▶ Data shown
· · · ·
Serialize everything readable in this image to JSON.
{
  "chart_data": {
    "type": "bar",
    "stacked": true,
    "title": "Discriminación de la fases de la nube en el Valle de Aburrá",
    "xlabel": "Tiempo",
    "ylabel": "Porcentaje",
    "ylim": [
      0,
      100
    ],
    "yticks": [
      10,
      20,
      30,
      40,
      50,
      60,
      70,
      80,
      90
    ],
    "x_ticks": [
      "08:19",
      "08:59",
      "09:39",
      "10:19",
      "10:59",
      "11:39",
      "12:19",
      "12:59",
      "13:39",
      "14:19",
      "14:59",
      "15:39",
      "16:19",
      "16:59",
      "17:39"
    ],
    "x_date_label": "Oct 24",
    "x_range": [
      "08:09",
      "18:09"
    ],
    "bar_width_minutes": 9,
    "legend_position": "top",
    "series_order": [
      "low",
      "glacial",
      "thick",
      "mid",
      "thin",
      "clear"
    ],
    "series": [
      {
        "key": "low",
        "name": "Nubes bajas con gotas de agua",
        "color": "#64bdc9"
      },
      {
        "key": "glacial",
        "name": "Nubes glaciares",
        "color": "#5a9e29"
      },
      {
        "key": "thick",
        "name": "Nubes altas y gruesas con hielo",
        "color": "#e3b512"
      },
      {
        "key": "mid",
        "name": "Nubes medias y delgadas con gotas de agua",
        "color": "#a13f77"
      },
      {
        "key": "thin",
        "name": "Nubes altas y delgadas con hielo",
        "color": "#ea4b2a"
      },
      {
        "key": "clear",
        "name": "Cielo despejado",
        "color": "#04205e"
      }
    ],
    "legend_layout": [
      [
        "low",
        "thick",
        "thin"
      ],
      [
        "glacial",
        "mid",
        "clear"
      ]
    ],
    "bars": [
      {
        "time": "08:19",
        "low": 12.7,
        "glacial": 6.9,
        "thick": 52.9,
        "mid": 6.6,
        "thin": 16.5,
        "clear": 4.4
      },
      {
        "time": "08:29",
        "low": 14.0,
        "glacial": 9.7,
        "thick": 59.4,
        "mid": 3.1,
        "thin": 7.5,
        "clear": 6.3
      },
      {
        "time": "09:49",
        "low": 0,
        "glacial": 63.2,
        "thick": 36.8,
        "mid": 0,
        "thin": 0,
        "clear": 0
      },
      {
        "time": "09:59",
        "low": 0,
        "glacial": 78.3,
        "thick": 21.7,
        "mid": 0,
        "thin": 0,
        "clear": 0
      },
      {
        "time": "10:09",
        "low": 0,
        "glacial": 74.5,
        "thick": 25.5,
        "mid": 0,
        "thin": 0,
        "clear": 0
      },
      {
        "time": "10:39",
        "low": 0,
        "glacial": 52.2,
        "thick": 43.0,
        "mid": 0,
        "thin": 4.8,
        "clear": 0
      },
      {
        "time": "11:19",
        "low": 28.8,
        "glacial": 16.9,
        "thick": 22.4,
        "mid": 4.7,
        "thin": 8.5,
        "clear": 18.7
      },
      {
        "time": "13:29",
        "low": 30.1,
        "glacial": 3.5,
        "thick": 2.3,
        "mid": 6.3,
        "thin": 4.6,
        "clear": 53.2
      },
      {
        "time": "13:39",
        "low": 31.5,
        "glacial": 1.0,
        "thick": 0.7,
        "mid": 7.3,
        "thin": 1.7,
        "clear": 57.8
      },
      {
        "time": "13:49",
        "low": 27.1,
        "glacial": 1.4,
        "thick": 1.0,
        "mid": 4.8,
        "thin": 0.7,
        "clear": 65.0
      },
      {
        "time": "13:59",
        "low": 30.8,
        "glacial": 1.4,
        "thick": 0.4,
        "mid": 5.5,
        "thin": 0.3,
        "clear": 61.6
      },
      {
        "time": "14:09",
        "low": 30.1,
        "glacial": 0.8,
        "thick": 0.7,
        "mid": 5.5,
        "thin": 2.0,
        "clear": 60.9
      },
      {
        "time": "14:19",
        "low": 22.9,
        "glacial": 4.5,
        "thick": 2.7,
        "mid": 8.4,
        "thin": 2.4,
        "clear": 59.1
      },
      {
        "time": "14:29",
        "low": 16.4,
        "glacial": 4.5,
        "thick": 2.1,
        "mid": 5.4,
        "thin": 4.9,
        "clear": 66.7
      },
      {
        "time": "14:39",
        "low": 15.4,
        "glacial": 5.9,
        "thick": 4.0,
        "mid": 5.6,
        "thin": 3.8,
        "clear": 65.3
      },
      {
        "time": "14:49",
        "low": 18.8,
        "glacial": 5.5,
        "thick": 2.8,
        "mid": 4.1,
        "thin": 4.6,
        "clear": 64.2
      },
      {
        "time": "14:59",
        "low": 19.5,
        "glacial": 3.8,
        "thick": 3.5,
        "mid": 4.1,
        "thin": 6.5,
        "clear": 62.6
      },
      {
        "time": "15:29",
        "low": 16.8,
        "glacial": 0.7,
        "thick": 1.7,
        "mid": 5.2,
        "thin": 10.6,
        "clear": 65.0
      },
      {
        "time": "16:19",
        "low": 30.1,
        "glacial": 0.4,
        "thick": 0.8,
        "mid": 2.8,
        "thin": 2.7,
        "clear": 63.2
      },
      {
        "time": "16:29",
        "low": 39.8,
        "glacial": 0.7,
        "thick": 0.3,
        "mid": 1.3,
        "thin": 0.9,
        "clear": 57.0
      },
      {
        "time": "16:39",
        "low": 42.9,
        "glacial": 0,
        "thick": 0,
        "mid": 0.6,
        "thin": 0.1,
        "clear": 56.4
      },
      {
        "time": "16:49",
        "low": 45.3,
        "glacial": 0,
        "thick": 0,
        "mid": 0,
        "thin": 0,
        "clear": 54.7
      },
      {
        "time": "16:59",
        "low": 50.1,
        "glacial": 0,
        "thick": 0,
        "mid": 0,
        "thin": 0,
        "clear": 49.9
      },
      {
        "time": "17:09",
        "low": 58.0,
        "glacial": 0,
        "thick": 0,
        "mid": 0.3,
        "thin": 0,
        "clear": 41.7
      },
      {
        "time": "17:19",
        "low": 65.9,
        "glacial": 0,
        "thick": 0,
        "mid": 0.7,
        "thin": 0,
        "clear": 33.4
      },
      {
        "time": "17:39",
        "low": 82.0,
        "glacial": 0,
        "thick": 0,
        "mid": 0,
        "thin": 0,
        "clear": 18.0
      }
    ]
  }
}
· · · ·
▶ Prompt
Each line that contains the string "altas" counts once; report how many such lines the entries have, giving only the number.

▶ Result for this exercise
2